- [Problem details]: Exact repetition of every entry is required.
* begin Exercise data *
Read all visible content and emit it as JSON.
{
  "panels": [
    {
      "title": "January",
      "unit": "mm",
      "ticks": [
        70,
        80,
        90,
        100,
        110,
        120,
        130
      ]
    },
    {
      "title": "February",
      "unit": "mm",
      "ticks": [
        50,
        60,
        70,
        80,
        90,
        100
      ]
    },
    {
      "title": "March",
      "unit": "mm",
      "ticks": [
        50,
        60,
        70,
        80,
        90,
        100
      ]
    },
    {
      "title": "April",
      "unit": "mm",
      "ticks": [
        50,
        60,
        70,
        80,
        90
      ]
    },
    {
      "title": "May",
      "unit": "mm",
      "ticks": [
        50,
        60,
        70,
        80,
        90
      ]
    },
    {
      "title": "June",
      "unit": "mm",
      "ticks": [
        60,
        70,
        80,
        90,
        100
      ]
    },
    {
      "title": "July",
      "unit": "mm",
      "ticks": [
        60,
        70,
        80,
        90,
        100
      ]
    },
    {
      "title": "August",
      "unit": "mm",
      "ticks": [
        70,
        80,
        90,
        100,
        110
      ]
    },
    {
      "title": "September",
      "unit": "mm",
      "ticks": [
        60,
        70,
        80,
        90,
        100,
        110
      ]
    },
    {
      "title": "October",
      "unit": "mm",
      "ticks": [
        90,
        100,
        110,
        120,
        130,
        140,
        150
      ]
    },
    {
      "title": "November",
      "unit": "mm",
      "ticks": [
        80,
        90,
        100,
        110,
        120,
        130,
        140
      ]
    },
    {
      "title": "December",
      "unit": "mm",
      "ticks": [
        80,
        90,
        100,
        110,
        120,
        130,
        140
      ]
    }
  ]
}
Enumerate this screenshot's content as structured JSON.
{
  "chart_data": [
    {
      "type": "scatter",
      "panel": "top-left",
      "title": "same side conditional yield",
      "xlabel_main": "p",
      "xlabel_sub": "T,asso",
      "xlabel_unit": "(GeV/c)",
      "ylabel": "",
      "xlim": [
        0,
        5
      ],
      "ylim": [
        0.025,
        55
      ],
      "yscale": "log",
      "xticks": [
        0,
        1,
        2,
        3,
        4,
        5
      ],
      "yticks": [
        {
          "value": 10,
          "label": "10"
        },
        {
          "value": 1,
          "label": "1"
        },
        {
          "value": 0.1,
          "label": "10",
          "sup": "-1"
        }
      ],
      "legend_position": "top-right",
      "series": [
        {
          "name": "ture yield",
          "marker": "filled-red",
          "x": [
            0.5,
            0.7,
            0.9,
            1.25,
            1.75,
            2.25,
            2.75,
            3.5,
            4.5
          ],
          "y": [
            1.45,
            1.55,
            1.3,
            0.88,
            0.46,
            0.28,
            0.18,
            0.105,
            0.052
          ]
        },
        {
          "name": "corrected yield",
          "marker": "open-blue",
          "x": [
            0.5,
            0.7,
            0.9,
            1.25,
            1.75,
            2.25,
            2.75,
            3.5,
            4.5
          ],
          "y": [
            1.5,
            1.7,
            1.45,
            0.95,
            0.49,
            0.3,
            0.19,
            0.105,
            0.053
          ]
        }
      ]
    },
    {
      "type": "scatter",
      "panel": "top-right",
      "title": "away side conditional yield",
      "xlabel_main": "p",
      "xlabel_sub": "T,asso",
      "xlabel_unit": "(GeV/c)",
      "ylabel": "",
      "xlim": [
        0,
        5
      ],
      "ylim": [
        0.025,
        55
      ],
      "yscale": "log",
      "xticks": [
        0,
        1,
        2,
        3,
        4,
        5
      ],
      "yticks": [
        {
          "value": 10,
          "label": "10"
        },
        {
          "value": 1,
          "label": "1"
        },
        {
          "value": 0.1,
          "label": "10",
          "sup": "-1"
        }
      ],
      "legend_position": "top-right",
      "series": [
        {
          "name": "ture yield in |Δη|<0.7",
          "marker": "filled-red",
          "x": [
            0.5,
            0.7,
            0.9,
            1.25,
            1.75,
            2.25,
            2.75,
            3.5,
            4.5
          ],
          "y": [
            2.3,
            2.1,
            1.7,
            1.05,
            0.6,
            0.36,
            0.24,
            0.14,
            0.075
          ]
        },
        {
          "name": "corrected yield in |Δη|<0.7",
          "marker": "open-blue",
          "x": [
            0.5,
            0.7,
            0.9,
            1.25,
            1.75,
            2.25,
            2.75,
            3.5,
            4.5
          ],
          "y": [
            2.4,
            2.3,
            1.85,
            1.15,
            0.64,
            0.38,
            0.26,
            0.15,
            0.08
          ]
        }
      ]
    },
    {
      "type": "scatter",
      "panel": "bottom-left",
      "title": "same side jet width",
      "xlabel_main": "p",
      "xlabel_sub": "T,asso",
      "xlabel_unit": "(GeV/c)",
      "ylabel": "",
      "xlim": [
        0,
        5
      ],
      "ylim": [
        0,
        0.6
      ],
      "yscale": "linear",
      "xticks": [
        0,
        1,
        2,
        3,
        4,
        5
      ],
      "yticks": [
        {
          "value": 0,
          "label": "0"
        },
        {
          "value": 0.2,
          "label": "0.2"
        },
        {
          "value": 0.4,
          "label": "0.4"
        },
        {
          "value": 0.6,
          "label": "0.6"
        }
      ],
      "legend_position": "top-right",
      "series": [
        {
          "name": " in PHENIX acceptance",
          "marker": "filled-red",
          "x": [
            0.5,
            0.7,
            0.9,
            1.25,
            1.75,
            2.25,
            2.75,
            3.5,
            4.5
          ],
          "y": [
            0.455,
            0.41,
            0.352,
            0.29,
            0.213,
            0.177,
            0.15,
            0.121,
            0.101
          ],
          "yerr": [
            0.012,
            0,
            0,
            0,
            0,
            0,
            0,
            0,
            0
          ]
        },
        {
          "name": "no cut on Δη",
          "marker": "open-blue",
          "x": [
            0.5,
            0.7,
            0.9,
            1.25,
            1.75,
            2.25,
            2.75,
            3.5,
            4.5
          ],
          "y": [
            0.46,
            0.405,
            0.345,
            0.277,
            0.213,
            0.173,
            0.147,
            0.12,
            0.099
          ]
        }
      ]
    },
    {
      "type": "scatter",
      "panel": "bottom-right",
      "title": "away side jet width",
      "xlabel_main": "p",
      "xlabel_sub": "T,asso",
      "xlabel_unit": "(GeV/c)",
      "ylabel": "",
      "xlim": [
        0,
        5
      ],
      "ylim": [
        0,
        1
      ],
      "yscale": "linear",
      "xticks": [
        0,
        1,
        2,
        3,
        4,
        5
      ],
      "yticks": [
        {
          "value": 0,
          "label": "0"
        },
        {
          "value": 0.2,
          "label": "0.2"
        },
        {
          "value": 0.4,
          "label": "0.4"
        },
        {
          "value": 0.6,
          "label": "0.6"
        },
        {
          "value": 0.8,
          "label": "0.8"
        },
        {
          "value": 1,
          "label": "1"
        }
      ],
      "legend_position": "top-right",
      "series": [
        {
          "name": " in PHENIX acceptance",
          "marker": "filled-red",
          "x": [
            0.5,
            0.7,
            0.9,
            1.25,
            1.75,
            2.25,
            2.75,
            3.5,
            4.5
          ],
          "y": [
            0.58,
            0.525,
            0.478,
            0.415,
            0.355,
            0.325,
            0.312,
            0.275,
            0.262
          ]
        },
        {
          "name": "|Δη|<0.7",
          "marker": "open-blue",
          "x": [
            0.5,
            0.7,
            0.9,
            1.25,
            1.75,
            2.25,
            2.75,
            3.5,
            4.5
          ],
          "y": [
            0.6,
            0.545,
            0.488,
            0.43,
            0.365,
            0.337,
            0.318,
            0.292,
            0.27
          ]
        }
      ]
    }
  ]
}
* end Exercise data *
- [Solution to this problem]:
Read all visible content and emit it as JSON.
{
  "panels": [
    {
      "title": "January",
      "unit": "mm",
      "ticks": [
        70,
        80,
        90,
        100,
        110,
        120,
        130
      ]
    },
    {
      "title": "February",
      "unit": "mm",
      "ticks": [
        50,
        60,
        70,
        80,
        90,
        100
      ]
    },
    {
      "title": "March",
      "unit": "mm",
      "ticks": [
        50,
        60,
        70,
        80,
        90,
        100
      ]
    },
    {
      "title": "April",
      "unit": "mm",
      "ticks": [
        50,
        60,
        70,
        80,
        90
      ]
    },
    {
      "title": "May",
      "unit": "mm",
      "ticks": [
        50,
        60,
        70,
        80,
        90
      ]
    },
    {
      "title": "June",
      "unit": "mm",
      "ticks": [
        60,
        70,
        80,
        90,
        100
      ]
    },
    {
      "title": "July",
      "unit": "mm",
      "ticks": [
        60,
        70,
        80,
        90,
        100
      ]
    },
    {
      "title": "August",
      "unit": "mm",
      "ticks": [
        70,
        80,
        90,
        100,
        110
      ]
    },
    {
      "title": "September",
      "unit": "mm",
      "ticks": [
        60,
        70,
        80,
        90,
        100,
        110
      ]
    },
    {
      "title": "October",
      "unit": "mm",
      "ticks": [
        90,
        100,
        110,
        120,
        130,
        140,
        150
      ]
    },
    {
      "title": "November",
      "unit": "mm",
      "ticks": [
        80,
        90,
        100,
        110,
        120,
        130,
        140
      ]
    },
    {
      "title": "December",
      "unit": "mm",
      "ticks": [
        80,
        90,
        100,
        110,
        120,
        130,
        140
      ]
    }
  ]
}
Enumerate this screenshot's content as structured JSON.
{
  "chart_data": [
    {
      "type": "scatter",
      "panel": "top-left",
      "title": "same side conditional yield",
      "xlabel_main": "p",
      "xlabel_sub": "T,asso",
      "xlabel_unit": "(GeV/c)",
      "ylabel": "",
      "xlim": [
        0,
        5
      ],
      "ylim": [
        0.025,
        55
      ],
      "yscale": "log",
      "xticks": [
        0,
        1,
        2,
        3,
        4,
        5
      ],
      "yticks": [
        {
          "value": 10,
          "label": "10"
        },
        {
          "value": 1,
          "label": "1"
        },
        {
          "value": 0.1,
          "label": "10",
          "sup": "-1"
        }
      ],
      "legend_position": "top-right",
      "series": [
        {
          "name": "ture yield",
          "marker": "filled-red",
          "x": [
            0.5,
            0.7,
            0.9,
            1.25,
            1.75,
            2.25,
            2.75,
            3.5,
            4.5
          ],
          "y": [
            1.45,
            1.55,
            1.3,
            0.88,
            0.46,
            0.28,
            0.18,
            0.105,
            0.052
          ]
        },
        {
          "name": "corrected yield",
          "marker": "open-blue",
          "x": [
            0.5,
            0.7,
            0.9,
            1.25,
            1.75,
            2.25,
            2.75,
            3.5,
            4.5
          ],
          "y": [
            1.5,
            1.7,
            1.45,
            0.95,
            0.49,
            0.3,
            0.19,
            0.105,
            0.053
          ]
        }
      ]
    },
    {
      "type": "scatter",
      "panel": "top-right",
      "title": "away side conditional yield",
      "xlabel_main": "p",
      "xlabel_sub": "T,asso",
      "xlabel_unit": "(GeV/c)",
      "ylabel": "",
      "xlim": [
        0,
        5
      ],
      "ylim": [
        0.025,
        55
      ],
      "yscale": "log",
      "xticks": [
        0,
        1,
        2,
        3,
        4,
        5
      ],
      "yticks": [
        {
          "value": 10,
          "label": "10"
        },
        {
          "value": 1,
          "label": "1"
        },
        {
          "value": 0.1,
          "label": "10",
          "sup": "-1"
        }
      ],
      "legend_position": "top-right",
      "series": [
        {
          "name": "ture yield in |Δη|<0.7",
          "marker": "filled-red",
          "x": [
            0.5,
            0.7,
            0.9,
            1.25,
            1.75,
            2.25,
            2.75,
            3.5,
            4.5
          ],
          "y": [
            2.3,
            2.1,
            1.7,
            1.05,
            0.6,
            0.36,
            0.24,
            0.14,
            0.075
          ]
        },
        {
          "name": "corrected yield in |Δη|<0.7",
          "marker": "open-blue",
          "x": [
            0.5,
            0.7,
            0.9,
            1.25,
            1.75,
            2.25,
            2.75,
            3.5,
            4.5
          ],
          "y": [
            2.4,
            2.3,
            1.85,
            1.15,
            0.64,
            0.38,
            0.26,
            0.15,
            0.08
          ]
        }
      ]
    },
    {
      "type": "scatter",
      "panel": "bottom-left",
      "title": "same side jet width",
      "xlabel_main": "p",
      "xlabel_sub": "T,asso",
      "xlabel_unit": "(GeV/c)",
      "ylabel": "",
      "xlim": [
        0,
        5
      ],
      "ylim": [
        0,
        0.6
      ],
      "yscale": "linear",
      "xticks": [
        0,
        1,
        2,
        3,
        4,
        5
      ],
      "yticks": [
        {
          "value": 0,
          "label": "0"
        },
        {
          "value": 0.2,
          "label": "0.2"
        },
        {
          "value": 0.4,
          "label": "0.4"
        },
        {
          "value": 0.6,
          "label": "0.6"
        }
      ],
      "legend_position": "top-right",
      "series": [
        {
          "name": " in PHENIX acceptance",
          "marker": "filled-red",
          "x": [
            0.5,
            0.7,
            0.9,
            1.25,
            1.75,
            2.25,
            2.75,
            3.5,
            4.5
          ],
          "y": [
            0.455,
            0.41,
            0.352,
            0.29,
            0.213,
            0.177,
            0.15,
            0.121,
            0.101
          ],
          "yerr": [
            0.012,
            0,
            0,
            0,
            0,
            0,
            0,
            0,
            0
          ]
        },
        {
          "name": "no cut on Δη",
          "marker": "open-blue",
          "x": [
            0.5,
            0.7,
            0.9,
            1.25,
            1.75,
            2.25,
            2.75,
            3.5,
            4.5
          ],
          "y": [
            0.46,
            0.405,
            0.345,
            0.277,
            0.213,
            0.173,
            0.147,
            0.12,
            0.099
          ]
        }
      ]
    },
    {
      "type": "scatter",
      "panel": "bottom-right",
      "title": "away side jet width",
      "xlabel_main": "p",
      "xlabel_sub": "T,asso",
      "xlabel_unit": "(GeV/c)",
      "ylabel": "",
      "xlim": [
        0,
        5
      ],
      "ylim": [
        0,
        1
      ],
      "yscale": "linear",
      "xticks": [
        0,
        1,
        2,
        3,
        4,
        5
      ],
      "yticks": [
        {
          "value": 0,
          "label": "0"
        },
        {
          "value": 0.2,
          "label": "0.2"
        },
        {
          "value": 0.4,
          "label": "0.4"
        },
        {
          "value": 0.6,
          "label": "0.6"
        },
        {
          "value": 0.8,
          "label": "0.8"
        },
        {
          "value": 1,
          "label": "1"
        }
      ],
      "legend_position": "top-right",
      "series": [
        {
          "name": " in PHENIX acceptance",
          "marker": "filled-red",
          "x": [
            0.5,
            0.7,
            0.9,
            1.25,
            1.75,
            2.25,
            2.75,
            3.5,
            4.5
          ],
          "y": [
            0.58,
            0.525,
            0.478,
            0.415,
            0.355,
            0.325,
            0.312,
            0.275,
            0.262
          ]
        },
        {
          "name": "|Δη|<0.7",
          "marker": "open-blue",
          "x": [
            0.5,
            0.7,
            0.9,
            1.25,
            1.75,
            2.25,
            2.75,
            3.5,
            4.5
          ],
          "y": [
            0.6,
            0.545,
            0.488,
            0.43,
            0.365,
            0.337,
            0.318,
            0.292,
            0.27
          ]
        }
      ]
    }
  ]
}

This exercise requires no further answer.